Problem details
Can all of these lines be returned exactly?

[begin Provided material]

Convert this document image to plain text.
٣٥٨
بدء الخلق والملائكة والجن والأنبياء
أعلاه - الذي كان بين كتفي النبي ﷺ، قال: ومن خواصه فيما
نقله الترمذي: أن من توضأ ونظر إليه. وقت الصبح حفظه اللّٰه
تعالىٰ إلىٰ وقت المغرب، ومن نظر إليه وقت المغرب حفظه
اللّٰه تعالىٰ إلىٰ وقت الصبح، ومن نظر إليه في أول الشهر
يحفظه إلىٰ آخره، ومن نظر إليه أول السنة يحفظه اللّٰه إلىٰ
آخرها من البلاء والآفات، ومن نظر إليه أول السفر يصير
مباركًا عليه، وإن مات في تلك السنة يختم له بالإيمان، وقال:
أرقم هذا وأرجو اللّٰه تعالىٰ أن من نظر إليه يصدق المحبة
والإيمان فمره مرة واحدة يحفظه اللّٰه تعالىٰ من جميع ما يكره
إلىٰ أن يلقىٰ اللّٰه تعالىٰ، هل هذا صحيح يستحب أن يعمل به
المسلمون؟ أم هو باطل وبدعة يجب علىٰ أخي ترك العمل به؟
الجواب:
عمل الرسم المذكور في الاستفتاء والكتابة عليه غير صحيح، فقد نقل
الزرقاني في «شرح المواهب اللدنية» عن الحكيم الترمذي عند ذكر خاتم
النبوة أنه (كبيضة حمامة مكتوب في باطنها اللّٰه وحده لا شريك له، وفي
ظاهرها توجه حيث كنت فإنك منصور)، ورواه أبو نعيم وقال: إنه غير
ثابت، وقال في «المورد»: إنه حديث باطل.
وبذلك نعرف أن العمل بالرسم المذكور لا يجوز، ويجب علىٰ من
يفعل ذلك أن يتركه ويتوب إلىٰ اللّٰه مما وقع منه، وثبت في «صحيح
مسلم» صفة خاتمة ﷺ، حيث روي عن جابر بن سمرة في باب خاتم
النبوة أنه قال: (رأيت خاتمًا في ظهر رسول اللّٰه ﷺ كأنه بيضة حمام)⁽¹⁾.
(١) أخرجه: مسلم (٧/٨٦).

[end Provided material]

Final result
Convert this document image to plain text.
٣٥٨
بدء الخلق والملائكة والجن والأنبياء
أعلاه - الذي كان بين كتفي النبي ﷺ، قال: ومن خواصه فيما
نقله الترمذي: أن من توضأ ونظر إليه. وقت الصبح حفظه اللّٰه
تعالىٰ إلىٰ وقت المغرب، ومن نظر إليه وقت المغرب حفظه
اللّٰه تعالىٰ إلىٰ وقت الصبح، ومن نظر إليه في أول الشهر
يحفظه إلىٰ آخره، ومن نظر إليه أول السنة يحفظه اللّٰه إلىٰ
آخرها من البلاء والآفات، ومن نظر إليه أول السفر يصير
مباركًا عليه، وإن مات في تلك السنة يختم له بالإيمان، وقال:
أرقم هذا وأرجو اللّٰه تعالىٰ أن من نظر إليه يصدق المحبة
والإيمان فمره مرة واحدة يحفظه اللّٰه تعالىٰ من جميع ما يكره
إلىٰ أن يلقىٰ اللّٰه تعالىٰ، هل هذا صحيح يستحب أن يعمل به
المسلمون؟ أم هو باطل وبدعة يجب علىٰ أخي ترك العمل به؟
الجواب:
عمل الرسم المذكور في الاستفتاء والكتابة عليه غير صحيح، فقد نقل
الزرقاني في «شرح المواهب اللدنية» عن الحكيم الترمذي عند ذكر خاتم
النبوة أنه (كبيضة حمامة مكتوب في باطنها اللّٰه وحده لا شريك له، وفي
ظاهرها توجه حيث كنت فإنك منصور)، ورواه أبو نعيم وقال: إنه غير
ثابت، وقال في «المورد»: إنه حديث باطل.
وبذلك نعرف أن العمل بالرسم المذكور لا يجوز، ويجب علىٰ من
يفعل ذلك أن يتركه ويتوب إلىٰ اللّٰه مما وقع منه، وثبت في «صحيح
مسلم» صفة خاتمة ﷺ، حيث روي عن جابر بن سمرة في باب خاتم
النبوة أنه قال: (رأيت خاتمًا في ظهر رسول اللّٰه ﷺ كأنه بيضة حمام)⁽¹⁾.
(١) أخرجه: مسلم (٧/٨٦).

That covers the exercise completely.